### Instruções da tarefa
Extraia do texto sobre violência contra professores, sem nenhuma alteração, o trecho que vai de "A violência contra" até "símbolo do problema.".

Apesar de ter sido vítima de agressão pela
primeira vez – em dez anos como professor da rede estadual de ensino –,
Christian diz que ameaças verbais a professores são comuns e afirma que a
falta de participação dos pais contribui para violência nas escolas.
"Muitos
pais dizem que trabalham o dia todo e deixam a responsabilidade de
educar pra a gente. Mas, se os pais não educaram, não vou conseguir
educar em um semestre", disse.
"Um exemplo típico é um pai ou mãe
não orientar seus filhos a estudar para as provas e fazer suas tarefas
de casa. Quando chegam à escola, eles são cobrados e não aceitam essa
cobrança porque, em casa, onde deveria ser educado, ele não cumpre suas
obrigações."
A violência contra os professores foi tema de uma
série de reportagens da BBC Brasil em preparação para as eleições de
2014. O caso do professor foi destacado por leitores em nossas páginas
de redes sociais como um símbolo do problema.

### Dados fornecidos
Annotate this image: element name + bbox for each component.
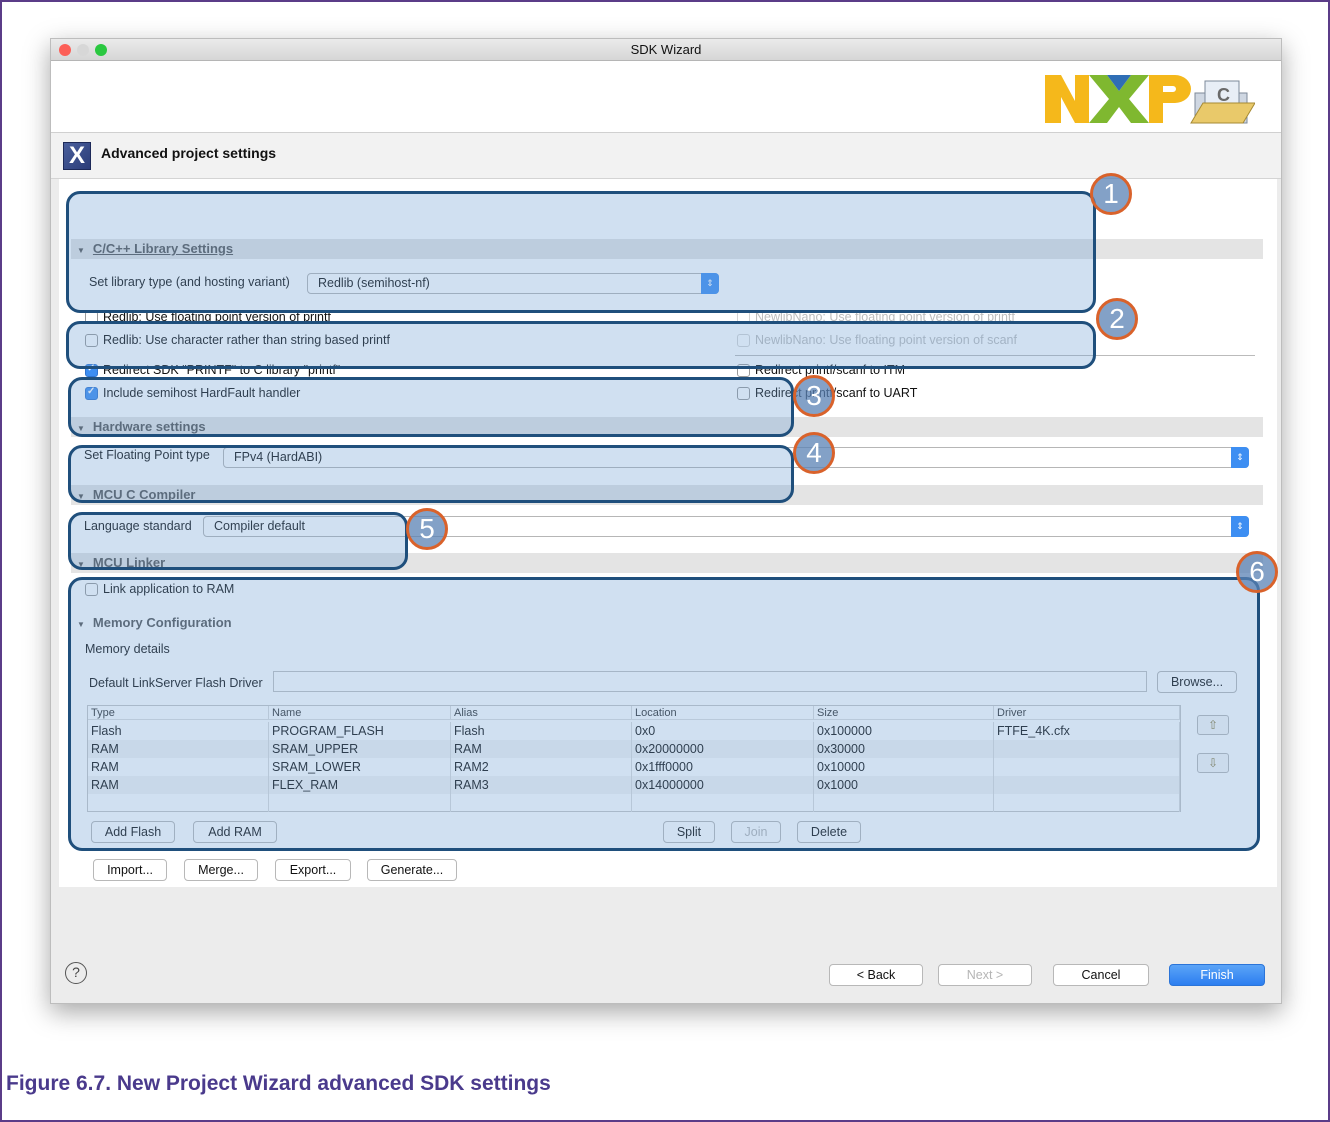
close-window-button[interactable] <box>59 44 71 56</box>
import-button[interactable]: Import... <box>93 859 167 881</box>
wizard-banner: C <box>51 61 1281 133</box>
export-button[interactable]: Export... <box>275 859 351 881</box>
page-title: Advanced project settings <box>101 145 277 161</box>
window-title: SDK Wizard <box>630 42 702 57</box>
callout-badge-3: 3 <box>793 375 835 417</box>
svg-text:C: C <box>1217 85 1230 105</box>
generate-button[interactable]: Generate... <box>367 859 457 881</box>
callout-badge-2: 2 <box>1096 298 1138 340</box>
callout-region-4 <box>68 445 794 503</box>
callout-badge-6: 6 <box>1236 551 1278 593</box>
callout-region-1 <box>66 191 1096 313</box>
cancel-button[interactable]: Cancel <box>1053 964 1149 986</box>
next-button[interactable]: Next > <box>938 964 1032 986</box>
figure-caption: Figure 6.7. New Project Wizard advanced … <box>6 1072 551 1095</box>
page-header: X Advanced project settings <box>51 133 1281 179</box>
callout-badge-4: 4 <box>793 432 835 474</box>
merge-button[interactable]: Merge... <box>184 859 258 881</box>
minimize-window-button[interactable] <box>77 44 89 56</box>
callout-region-6 <box>68 577 1260 851</box>
callout-badge-1: 1 <box>1090 173 1132 215</box>
callout-badge-5: 5 <box>406 508 448 550</box>
back-button[interactable]: < Back <box>829 964 923 986</box>
callout-region-3 <box>68 377 794 437</box>
zoom-window-button[interactable] <box>95 44 107 56</box>
callout-region-5 <box>68 512 408 570</box>
select-arrows-icon: ⇕ <box>1231 516 1249 537</box>
title-bar: SDK Wizard <box>51 39 1281 61</box>
help-icon[interactable]: ? <box>65 962 87 984</box>
wizard-footer: ? < Back Next > Cancel Finish <box>51 887 1281 1003</box>
nxp-logo: C <box>1045 75 1255 124</box>
mcuxpresso-icon: X <box>63 142 91 170</box>
finish-button[interactable]: Finish <box>1169 964 1265 986</box>
select-arrows-icon: ⇕ <box>1231 447 1249 468</box>
callout-region-2 <box>66 321 1096 369</box>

### Resposta da tarefa
A violência contra os professores foi tema de uma
série de reportagens da BBC Brasil em preparação para as eleições de
2014. O caso do professor foi destacado por leitores em nossas páginas
de redes sociais como um símbolo do problema.